**JOB**
Tally how many lines include "Growth". The number is the whole answer.

Raw records
● ● ● ● ●
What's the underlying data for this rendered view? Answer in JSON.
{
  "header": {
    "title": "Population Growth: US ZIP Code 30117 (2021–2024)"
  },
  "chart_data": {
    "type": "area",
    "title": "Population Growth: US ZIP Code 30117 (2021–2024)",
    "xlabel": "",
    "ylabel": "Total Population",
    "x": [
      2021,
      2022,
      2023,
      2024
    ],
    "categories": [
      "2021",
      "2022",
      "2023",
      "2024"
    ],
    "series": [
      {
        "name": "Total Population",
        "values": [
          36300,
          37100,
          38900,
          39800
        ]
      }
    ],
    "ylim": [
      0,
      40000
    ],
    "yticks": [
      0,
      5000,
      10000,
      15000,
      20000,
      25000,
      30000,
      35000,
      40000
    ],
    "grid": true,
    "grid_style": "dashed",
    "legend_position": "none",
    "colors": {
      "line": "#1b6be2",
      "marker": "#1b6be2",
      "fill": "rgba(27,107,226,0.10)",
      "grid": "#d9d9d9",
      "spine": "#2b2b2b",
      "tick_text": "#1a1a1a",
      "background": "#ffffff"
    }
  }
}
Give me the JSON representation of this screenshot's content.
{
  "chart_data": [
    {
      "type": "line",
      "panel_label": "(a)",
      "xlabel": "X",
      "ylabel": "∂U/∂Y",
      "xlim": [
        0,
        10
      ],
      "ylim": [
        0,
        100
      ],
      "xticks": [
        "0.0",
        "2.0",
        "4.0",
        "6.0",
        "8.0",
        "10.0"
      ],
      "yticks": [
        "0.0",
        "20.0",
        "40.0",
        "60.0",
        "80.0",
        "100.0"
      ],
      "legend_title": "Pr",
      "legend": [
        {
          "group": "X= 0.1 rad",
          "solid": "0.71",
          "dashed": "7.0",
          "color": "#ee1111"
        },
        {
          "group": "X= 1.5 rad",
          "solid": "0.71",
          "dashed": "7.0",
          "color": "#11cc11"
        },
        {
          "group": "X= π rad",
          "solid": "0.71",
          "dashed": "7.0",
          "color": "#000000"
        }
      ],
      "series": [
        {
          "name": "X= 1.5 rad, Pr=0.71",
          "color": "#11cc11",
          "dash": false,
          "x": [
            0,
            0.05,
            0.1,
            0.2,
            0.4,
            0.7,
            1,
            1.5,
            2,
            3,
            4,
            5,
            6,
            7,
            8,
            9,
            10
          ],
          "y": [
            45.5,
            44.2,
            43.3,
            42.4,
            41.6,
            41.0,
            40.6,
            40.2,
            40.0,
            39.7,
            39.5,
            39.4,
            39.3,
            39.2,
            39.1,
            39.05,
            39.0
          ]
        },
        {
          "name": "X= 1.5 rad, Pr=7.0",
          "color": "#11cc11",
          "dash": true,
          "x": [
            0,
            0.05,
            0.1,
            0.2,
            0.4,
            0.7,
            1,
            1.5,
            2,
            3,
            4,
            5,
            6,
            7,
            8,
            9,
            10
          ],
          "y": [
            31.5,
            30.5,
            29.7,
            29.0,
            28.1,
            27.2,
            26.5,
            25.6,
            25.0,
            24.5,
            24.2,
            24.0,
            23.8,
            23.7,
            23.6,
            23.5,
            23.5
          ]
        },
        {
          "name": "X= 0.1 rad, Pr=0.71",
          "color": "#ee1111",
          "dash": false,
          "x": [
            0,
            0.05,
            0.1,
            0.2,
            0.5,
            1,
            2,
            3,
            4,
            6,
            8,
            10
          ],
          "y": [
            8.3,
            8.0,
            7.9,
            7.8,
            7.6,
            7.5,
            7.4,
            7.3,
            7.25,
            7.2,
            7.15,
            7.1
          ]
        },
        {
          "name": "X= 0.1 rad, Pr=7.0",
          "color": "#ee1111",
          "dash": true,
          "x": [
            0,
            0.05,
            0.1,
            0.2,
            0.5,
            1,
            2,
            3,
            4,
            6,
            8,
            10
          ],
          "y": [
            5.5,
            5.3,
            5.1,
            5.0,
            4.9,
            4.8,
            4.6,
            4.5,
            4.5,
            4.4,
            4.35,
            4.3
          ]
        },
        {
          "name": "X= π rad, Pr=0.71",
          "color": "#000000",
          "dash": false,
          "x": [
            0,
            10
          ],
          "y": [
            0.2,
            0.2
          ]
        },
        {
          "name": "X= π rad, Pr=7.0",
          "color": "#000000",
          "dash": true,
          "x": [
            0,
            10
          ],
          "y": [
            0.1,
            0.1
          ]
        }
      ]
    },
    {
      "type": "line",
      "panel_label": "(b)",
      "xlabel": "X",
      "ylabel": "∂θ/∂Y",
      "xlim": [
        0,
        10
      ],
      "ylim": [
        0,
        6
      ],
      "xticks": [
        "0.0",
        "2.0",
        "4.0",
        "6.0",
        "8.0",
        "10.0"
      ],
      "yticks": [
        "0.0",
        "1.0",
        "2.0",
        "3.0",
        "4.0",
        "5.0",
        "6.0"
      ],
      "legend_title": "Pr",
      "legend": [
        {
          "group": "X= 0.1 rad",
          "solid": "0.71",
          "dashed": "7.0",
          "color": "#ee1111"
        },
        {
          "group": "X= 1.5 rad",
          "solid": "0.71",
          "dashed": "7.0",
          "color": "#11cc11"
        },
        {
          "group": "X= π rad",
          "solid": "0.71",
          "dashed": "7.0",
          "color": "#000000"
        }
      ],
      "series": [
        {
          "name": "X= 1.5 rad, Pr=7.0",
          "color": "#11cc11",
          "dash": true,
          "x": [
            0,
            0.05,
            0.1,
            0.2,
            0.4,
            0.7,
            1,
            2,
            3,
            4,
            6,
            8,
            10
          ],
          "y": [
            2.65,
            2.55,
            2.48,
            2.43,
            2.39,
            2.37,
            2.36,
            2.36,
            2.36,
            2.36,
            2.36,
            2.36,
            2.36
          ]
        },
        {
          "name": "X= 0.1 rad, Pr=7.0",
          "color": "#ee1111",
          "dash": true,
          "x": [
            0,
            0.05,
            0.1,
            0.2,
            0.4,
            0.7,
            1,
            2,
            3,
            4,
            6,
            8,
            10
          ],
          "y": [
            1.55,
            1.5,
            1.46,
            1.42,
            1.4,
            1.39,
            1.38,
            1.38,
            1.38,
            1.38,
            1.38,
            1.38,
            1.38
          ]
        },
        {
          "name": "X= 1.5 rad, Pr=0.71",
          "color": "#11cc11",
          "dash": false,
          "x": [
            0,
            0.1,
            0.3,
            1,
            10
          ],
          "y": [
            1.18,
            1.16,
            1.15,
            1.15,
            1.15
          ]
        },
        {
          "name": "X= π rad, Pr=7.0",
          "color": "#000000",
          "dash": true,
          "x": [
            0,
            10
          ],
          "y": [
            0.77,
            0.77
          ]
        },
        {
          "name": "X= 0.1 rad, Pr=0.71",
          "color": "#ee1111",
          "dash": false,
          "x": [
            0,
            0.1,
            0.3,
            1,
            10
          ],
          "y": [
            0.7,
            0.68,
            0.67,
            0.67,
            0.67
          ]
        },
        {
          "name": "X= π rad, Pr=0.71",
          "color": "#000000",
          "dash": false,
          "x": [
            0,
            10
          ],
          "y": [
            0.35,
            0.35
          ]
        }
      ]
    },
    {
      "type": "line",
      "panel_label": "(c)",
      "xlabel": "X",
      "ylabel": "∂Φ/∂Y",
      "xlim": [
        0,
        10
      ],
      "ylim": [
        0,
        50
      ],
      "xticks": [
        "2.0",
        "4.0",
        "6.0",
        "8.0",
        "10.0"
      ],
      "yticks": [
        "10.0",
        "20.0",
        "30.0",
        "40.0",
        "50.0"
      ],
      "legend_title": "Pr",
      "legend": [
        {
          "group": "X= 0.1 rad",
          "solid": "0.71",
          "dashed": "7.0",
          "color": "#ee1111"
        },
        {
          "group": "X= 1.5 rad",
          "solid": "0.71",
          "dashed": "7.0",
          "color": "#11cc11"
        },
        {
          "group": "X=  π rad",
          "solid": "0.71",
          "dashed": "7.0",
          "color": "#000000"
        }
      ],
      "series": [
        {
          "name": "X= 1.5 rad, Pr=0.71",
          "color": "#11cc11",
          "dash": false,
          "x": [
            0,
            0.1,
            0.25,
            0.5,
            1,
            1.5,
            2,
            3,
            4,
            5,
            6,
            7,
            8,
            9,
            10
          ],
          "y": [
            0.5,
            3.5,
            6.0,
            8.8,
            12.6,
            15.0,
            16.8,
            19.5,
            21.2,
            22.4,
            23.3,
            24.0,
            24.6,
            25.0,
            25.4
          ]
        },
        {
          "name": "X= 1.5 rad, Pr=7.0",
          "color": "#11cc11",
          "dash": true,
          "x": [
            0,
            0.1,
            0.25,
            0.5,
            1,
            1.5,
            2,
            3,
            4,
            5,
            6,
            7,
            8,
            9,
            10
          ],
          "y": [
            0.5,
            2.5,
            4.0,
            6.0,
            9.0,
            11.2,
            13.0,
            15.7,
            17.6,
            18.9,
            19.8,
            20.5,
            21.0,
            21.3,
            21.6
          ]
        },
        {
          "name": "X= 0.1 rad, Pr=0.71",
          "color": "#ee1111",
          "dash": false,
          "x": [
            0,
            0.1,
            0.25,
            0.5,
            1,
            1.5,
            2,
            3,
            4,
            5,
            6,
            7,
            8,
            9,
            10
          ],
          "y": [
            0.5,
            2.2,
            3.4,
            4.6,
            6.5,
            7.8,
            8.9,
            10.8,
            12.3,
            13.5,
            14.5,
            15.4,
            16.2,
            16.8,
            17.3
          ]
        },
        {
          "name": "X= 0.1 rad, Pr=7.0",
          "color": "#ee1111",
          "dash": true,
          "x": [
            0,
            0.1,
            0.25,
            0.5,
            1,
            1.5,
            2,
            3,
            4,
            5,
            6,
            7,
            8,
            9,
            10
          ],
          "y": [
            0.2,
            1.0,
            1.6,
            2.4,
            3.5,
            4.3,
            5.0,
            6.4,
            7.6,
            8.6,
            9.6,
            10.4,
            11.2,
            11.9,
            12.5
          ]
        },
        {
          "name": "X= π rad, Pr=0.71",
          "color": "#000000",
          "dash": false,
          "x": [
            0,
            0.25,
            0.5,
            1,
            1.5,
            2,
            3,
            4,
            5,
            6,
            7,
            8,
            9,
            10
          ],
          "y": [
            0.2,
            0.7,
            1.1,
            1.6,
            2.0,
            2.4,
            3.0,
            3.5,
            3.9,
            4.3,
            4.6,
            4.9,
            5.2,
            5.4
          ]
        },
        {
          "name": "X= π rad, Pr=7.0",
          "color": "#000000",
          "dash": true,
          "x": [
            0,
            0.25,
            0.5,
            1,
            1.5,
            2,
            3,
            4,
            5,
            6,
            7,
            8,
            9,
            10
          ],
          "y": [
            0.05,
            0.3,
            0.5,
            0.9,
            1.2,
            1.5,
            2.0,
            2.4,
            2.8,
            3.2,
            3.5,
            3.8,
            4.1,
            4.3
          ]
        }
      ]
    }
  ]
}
● ● ● ● ●
**FULL ANSWER**
2